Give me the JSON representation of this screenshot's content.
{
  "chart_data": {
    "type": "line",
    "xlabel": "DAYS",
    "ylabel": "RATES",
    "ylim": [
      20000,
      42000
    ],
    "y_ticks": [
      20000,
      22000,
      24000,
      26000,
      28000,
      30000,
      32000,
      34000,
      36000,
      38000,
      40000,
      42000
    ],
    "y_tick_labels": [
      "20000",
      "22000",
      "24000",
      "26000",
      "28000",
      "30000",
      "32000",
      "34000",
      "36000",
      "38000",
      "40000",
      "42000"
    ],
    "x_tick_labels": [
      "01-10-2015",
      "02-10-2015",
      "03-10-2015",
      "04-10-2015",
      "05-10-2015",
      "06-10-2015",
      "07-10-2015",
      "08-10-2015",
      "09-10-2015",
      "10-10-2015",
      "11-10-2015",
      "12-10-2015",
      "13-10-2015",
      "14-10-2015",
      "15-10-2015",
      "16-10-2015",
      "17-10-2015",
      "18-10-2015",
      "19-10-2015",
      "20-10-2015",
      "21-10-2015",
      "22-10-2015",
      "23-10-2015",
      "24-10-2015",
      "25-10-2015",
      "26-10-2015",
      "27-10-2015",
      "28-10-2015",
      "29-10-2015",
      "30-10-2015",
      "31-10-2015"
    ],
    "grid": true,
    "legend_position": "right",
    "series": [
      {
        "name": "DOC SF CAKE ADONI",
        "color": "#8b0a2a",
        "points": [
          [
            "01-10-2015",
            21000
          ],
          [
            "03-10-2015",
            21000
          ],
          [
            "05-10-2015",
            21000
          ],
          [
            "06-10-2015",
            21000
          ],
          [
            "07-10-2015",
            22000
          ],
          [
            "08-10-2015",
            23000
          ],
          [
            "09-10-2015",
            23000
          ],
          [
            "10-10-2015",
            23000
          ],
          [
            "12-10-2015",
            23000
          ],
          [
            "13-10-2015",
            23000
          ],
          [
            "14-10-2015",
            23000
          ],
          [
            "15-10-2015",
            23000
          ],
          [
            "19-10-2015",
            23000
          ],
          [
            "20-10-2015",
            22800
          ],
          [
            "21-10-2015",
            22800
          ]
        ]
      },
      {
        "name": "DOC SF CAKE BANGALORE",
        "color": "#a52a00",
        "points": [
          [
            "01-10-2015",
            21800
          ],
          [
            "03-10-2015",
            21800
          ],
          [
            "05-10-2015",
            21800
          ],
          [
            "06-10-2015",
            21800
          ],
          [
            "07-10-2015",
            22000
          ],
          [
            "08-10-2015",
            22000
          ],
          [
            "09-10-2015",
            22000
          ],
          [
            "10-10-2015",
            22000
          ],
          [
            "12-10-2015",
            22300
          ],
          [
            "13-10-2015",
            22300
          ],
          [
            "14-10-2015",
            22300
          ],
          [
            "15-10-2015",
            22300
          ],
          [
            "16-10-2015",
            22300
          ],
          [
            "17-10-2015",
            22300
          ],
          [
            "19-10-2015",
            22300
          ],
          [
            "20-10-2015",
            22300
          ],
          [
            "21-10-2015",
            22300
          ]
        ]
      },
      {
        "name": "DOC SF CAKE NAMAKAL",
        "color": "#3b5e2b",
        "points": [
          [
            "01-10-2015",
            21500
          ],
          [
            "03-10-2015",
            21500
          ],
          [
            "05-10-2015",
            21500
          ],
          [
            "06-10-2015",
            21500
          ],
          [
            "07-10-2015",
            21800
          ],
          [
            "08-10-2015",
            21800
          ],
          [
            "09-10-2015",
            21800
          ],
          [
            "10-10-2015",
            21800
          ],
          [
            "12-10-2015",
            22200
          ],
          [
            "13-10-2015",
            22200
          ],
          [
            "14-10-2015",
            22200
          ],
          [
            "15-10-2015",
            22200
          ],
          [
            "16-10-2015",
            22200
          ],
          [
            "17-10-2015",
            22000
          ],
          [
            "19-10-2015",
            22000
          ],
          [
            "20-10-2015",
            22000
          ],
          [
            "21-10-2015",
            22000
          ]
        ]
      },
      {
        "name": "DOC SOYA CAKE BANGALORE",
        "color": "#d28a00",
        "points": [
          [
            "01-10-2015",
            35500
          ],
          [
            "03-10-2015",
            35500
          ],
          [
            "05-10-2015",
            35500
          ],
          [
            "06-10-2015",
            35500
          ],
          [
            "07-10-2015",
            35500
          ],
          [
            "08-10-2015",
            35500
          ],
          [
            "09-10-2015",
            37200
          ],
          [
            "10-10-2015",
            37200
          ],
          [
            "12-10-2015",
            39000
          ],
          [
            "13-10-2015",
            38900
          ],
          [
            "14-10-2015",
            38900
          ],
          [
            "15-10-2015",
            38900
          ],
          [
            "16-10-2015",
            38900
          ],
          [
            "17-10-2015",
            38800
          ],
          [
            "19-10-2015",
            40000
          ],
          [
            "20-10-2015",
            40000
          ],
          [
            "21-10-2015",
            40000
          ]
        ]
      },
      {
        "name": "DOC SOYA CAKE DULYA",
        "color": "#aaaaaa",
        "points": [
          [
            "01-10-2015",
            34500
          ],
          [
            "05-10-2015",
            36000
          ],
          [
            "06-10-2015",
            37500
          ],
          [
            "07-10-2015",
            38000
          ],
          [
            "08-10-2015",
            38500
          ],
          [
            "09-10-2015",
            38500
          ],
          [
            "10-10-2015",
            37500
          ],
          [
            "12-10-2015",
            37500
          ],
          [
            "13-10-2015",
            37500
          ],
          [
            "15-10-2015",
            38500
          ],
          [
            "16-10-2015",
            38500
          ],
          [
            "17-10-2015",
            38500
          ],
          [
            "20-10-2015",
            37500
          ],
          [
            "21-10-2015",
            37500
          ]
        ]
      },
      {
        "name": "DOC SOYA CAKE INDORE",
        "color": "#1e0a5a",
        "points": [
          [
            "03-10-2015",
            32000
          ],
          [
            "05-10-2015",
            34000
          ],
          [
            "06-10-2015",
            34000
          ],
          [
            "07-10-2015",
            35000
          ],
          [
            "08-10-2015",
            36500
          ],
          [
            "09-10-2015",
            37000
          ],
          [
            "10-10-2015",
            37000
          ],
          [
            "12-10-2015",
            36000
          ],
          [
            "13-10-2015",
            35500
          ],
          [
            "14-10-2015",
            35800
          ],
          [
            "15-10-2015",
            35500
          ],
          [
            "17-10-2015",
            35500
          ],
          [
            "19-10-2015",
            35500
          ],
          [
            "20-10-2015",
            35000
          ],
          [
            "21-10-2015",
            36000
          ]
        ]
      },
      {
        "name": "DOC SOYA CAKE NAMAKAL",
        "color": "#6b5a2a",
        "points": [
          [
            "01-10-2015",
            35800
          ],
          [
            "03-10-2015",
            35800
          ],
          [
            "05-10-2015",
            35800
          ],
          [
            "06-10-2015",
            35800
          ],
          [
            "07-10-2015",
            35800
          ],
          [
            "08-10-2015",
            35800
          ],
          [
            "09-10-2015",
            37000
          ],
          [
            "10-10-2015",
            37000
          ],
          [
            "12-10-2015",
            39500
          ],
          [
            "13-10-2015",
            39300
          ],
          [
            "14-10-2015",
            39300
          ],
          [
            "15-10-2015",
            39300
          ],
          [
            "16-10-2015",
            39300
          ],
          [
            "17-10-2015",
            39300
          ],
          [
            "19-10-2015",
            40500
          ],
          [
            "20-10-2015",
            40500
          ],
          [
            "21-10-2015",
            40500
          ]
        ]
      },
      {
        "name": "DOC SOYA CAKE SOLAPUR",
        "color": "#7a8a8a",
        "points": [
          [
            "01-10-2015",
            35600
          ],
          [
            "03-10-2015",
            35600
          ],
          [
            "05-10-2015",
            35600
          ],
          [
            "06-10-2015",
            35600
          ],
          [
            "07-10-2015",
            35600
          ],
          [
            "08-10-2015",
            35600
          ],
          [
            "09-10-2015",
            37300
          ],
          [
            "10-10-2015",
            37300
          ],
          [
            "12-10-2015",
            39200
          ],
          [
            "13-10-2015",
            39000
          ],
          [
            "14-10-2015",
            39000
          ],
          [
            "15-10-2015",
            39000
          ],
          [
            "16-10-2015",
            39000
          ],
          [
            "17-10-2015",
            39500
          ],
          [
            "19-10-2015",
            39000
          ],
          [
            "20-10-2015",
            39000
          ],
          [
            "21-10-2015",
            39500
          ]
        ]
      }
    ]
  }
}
+++
* **The task**
Return a copy of every line that includes the word "name".

* **Solution for this task**
        "name": "DOC SF CAKE ADONI",
        "name": "DOC SF CAKE BANGALORE",
        "name": "DOC SF CAKE NAMAKAL",
        "name": "DOC SOYA CAKE BANGALORE",
        "name": "DOC SOYA CAKE DULYA",
        "name": "DOC SOYA CAKE INDORE",
        "name": "DOC SOYA CAKE NAMAKAL",
        "name": "DOC SOYA CAKE SOLAPUR",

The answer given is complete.